#### [Given task]
Of all the lines in these entries, how many contain the string "data"? Give only that count.

◇ ◇ ◇ ◇ ◇

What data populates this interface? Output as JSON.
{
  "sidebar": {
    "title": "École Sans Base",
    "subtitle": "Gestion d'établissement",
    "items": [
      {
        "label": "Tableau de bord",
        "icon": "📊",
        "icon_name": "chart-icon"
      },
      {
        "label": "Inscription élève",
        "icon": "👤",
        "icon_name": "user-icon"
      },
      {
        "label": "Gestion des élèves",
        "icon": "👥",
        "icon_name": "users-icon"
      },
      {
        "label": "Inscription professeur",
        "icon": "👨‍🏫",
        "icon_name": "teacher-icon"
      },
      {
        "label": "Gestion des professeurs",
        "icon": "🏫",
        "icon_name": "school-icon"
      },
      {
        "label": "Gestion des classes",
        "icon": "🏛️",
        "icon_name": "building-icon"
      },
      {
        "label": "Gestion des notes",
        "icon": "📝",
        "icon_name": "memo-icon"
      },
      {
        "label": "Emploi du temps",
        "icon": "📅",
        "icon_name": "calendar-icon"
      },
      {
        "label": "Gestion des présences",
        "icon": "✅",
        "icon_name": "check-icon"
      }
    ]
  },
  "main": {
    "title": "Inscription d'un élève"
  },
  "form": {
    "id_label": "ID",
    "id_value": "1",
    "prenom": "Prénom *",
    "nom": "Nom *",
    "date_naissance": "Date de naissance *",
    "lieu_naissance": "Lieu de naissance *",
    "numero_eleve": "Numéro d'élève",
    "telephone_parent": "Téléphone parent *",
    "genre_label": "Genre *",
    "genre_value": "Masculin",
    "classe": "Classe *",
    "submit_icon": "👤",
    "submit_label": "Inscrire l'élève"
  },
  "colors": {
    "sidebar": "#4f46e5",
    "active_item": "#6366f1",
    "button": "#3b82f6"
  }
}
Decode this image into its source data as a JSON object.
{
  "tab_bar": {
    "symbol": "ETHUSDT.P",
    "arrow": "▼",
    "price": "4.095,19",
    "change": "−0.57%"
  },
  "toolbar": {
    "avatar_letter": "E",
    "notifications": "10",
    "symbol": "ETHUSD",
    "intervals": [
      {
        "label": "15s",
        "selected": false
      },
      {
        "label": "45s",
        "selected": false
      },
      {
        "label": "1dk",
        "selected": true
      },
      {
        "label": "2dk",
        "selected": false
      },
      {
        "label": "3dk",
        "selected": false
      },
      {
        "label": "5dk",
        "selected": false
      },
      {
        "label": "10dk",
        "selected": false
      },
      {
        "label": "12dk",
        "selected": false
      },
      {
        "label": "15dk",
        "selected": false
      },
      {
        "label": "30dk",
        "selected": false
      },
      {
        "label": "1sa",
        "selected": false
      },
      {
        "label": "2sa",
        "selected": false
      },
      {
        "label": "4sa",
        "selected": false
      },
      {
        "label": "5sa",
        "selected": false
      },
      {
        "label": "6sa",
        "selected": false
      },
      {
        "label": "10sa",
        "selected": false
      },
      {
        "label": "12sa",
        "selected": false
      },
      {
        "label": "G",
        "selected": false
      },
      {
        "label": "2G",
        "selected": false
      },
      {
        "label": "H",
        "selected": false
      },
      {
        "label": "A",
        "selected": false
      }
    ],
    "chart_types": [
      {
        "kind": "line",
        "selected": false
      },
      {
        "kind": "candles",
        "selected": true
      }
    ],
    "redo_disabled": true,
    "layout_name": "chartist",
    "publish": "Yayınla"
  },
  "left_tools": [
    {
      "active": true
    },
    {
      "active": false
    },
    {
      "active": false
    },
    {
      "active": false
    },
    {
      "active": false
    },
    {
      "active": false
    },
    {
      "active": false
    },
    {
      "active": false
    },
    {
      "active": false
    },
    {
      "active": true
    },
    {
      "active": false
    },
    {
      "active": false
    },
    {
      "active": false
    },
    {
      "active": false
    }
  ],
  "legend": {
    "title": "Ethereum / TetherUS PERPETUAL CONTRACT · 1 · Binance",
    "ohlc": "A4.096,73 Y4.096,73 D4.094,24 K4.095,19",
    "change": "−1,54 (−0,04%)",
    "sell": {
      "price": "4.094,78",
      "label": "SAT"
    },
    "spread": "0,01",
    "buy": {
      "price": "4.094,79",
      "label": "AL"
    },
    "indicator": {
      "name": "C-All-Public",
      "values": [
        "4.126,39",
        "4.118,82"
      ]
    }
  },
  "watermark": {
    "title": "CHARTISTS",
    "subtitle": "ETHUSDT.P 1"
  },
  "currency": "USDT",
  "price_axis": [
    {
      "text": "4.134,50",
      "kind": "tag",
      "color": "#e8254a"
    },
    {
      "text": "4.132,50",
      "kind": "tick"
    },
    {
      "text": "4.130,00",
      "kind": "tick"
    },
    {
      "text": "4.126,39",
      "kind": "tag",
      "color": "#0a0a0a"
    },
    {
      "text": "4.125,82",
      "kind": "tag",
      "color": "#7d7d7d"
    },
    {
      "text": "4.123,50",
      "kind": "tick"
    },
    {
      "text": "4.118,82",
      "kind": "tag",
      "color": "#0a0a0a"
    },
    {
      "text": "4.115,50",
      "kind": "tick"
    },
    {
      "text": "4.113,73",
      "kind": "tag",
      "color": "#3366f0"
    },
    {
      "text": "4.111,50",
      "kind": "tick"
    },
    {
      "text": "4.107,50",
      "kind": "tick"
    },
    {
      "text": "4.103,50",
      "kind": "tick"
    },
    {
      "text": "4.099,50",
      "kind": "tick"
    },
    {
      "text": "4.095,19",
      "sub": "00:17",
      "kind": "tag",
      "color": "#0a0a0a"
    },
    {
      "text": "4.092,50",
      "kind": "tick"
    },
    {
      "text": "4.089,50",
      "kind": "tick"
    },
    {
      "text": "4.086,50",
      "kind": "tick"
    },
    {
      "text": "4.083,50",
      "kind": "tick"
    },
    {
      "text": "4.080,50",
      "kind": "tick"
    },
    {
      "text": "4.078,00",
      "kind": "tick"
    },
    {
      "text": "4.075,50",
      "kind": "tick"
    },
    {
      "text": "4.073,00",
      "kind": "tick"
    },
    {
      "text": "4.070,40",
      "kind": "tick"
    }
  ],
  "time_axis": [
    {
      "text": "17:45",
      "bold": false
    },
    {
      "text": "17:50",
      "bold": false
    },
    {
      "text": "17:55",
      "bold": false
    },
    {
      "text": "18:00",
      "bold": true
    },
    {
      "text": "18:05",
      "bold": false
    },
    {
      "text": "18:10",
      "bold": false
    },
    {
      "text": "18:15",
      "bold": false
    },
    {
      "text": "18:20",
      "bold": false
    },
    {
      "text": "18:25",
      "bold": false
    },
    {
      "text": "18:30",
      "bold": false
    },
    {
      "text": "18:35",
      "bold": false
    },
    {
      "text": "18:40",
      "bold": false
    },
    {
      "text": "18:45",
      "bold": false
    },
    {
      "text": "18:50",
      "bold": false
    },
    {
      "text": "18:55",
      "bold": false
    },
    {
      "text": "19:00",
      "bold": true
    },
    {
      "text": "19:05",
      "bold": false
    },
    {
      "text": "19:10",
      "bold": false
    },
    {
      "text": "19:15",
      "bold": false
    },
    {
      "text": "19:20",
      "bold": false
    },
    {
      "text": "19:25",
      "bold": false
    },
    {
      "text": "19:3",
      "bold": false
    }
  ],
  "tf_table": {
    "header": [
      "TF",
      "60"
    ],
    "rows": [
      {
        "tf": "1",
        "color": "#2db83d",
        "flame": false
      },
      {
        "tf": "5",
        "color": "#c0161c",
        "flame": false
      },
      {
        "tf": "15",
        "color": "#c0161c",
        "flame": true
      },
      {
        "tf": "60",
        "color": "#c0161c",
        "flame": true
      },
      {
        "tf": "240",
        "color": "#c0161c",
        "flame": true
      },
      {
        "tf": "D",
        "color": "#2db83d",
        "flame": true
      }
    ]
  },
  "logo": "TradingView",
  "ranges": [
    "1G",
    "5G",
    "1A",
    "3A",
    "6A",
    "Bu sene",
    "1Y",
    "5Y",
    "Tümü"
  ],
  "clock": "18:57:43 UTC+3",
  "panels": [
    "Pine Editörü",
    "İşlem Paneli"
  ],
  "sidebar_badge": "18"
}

◇ ◇ ◇ ◇ ◇

#### [Expected output]
2